Excerpted data:
--- START ---

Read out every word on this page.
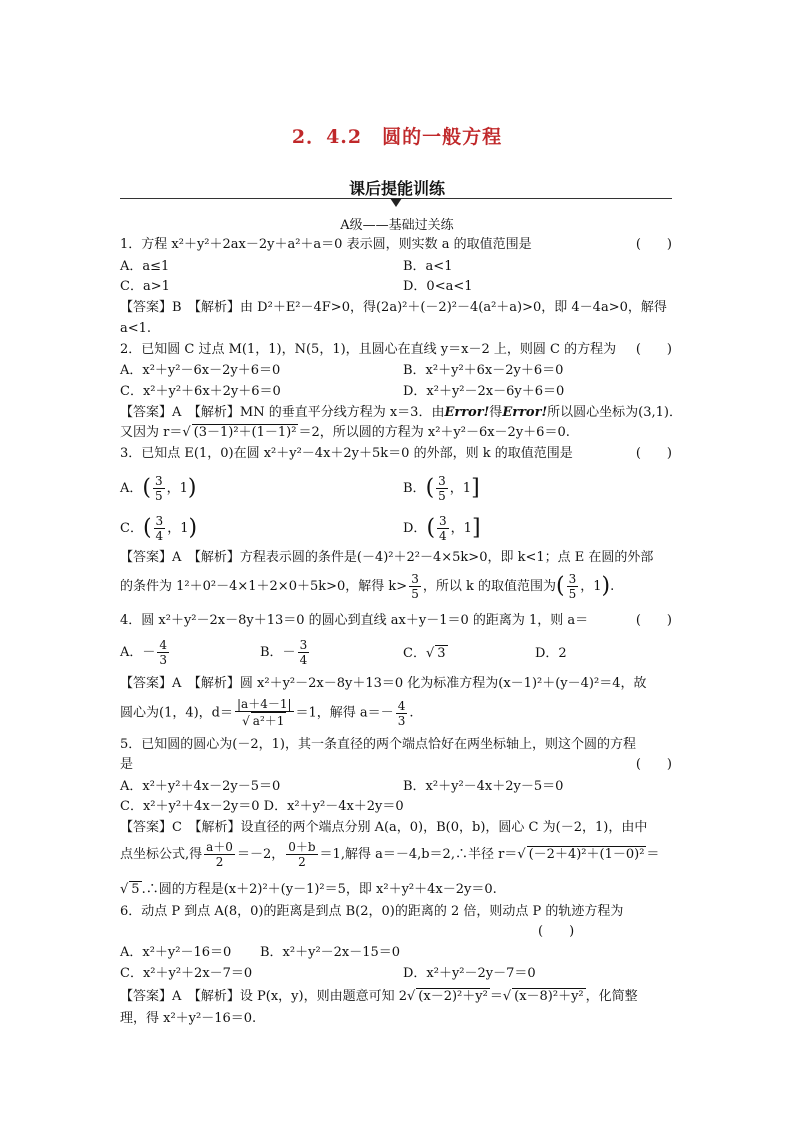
2．4.2　圆的一般方程
课后提能训练
A级——基础过关练
1．方程 x²＋y²＋2ax－2y＋a²＋a＝0 表示圆，则实数 a 的取值范围是	(　　)
A．a≤1	B．a<1
C．a>1	D．0<a<1
【答案】B　【解析】由 D²＋E²－4F>0，得(2a)²＋(－2)²－4(a²＋a)>0，即 4－4a>0，解得
a<1.
2．已知圆 C 过点 M(1，1)，N(5，1)，且圆心在直线 y＝x－2 上，则圆 C 的方程为 (　　)
A．x²＋y²－6x－2y＋6＝0	B．x²＋y²＋6x－2y＋6＝0
C．x²＋y²＋6x＋2y＋6＝0	D．x²＋y²－2x－6y＋6＝0
【答案】A　【解析】MN 的垂直平分线方程为 x＝3．由Error!得Error!所以圆心坐标为(3,1)．
又因为 r＝√ (3－1)²＋(1－1)² ＝2，所以圆的方程为 x²＋y²－6x－2y＋6＝0.
3．已知点 E(1，0)在圆 x²＋y²－4x＋2y＋5k＝0 的外部，则 k 的取值范围是	(　　)
A．( $\frac{3}{5}$ ，1)	B．( $\frac{3}{5}$ ，1]
C．( $\frac{3}{4}$ ，1)	D．( $\frac{3}{4}$ ，1]
【答案】A　【解析】方程表示圆的条件是(－4)²＋2²－4×5k>0，即 k<1；点 E 在圆的外部
的条件为 1²＋0²－4×1＋2×0＋5k>0，解得 $k> \frac{3}{5}$ ，所以 k 的取值范围为( $\frac{3}{5}$ ，1).
4．圆 x²＋y²－2x－8y＋13＝0 的圆心到直线 ax＋y－1＝0 的距离为 1，则 a＝	(　　)
A．－ $\frac{4}{3}$	B．－ $\frac{3}{4}$	C．√ 3	D．2
【答案】A　【解析】圆 x²＋y²－2x－8y＋13＝0 化为标准方程为(x－1)²＋(y－4)²＝4，故
圆心为(1，4)，$d= \frac{|a+4-1|}{\text{√ a²＋1}} =1$，解得 $a=- \frac{4}{3}$ .
5．已知圆的圆心为(－2，1)，其一条直径的两个端点恰好在两坐标轴上，则这个圆的方程
是	(　　)
A．x²＋y²＋4x－2y－5＝0	B．x²＋y²－4x＋2y－5＝0
C．x²＋y²＋4x－2y＝0 D．x²＋y²－4x＋2y＝0
【答案】C　【解析】设直径的两个端点分别 A(a，0)，B(0，b)，圆心 C 为(－2，1)，由中
点坐标公式,得 $\frac{a+0}{2} =-2$， $\frac{0+b}{2} =1$,解得 a＝－4,b＝2,∴半径 r＝√ (－2＋4)²＋(1－0)² ＝
√ 5 .∴圆的方程是(x＋2)²＋(y－1)²＝5，即 x²＋y²＋4x－2y＝0.
6．动点 P 到点 A(8，0)的距离是到点 B(2，0)的距离的 2 倍，则动点 P 的轨迹方程为
(　　)
A．x²＋y²－16＝0 B．x²＋y²－2x－15＝0
C．x²＋y²＋2x－7＝0	D．x²＋y²－2y－7＝0
【答案】A　【解析】设 P(x，y)，则由题意可知 2√ (x－2)²＋y² ＝√ (x－8)²＋y² ，化简整
理，得 x²＋y²－16＝0.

--- END ---

Pick out the lines containing the string "frac" and show them.

Completed exercise:
A．( $\frac{3}{5}$ ，1)	B．( $\frac{3}{5}$ ，1]
C．( $\frac{3}{4}$ ，1)	D．( $\frac{3}{4}$ ，1]
的条件为 1²＋0²－4×1＋2×0＋5k>0，解得 $k> \frac{3}{5}$ ，所以 k 的取值范围为( $\frac{3}{5}$ ，1).
A．－ $\frac{4}{3}$	B．－ $\frac{3}{4}$	C．√ 3	D．2
圆心为(1，4)，$d= \frac{|a+4-1|}{\text{√ a²＋1}} =1$，解得 $a=- \frac{4}{3}$ .
点坐标公式,得 $\frac{a+0}{2} =-2$， $\frac{0+b}{2} =1$,解得 a＝－4,b＝2,∴半径 r＝√ (－2＋4)²＋(1－0)² ＝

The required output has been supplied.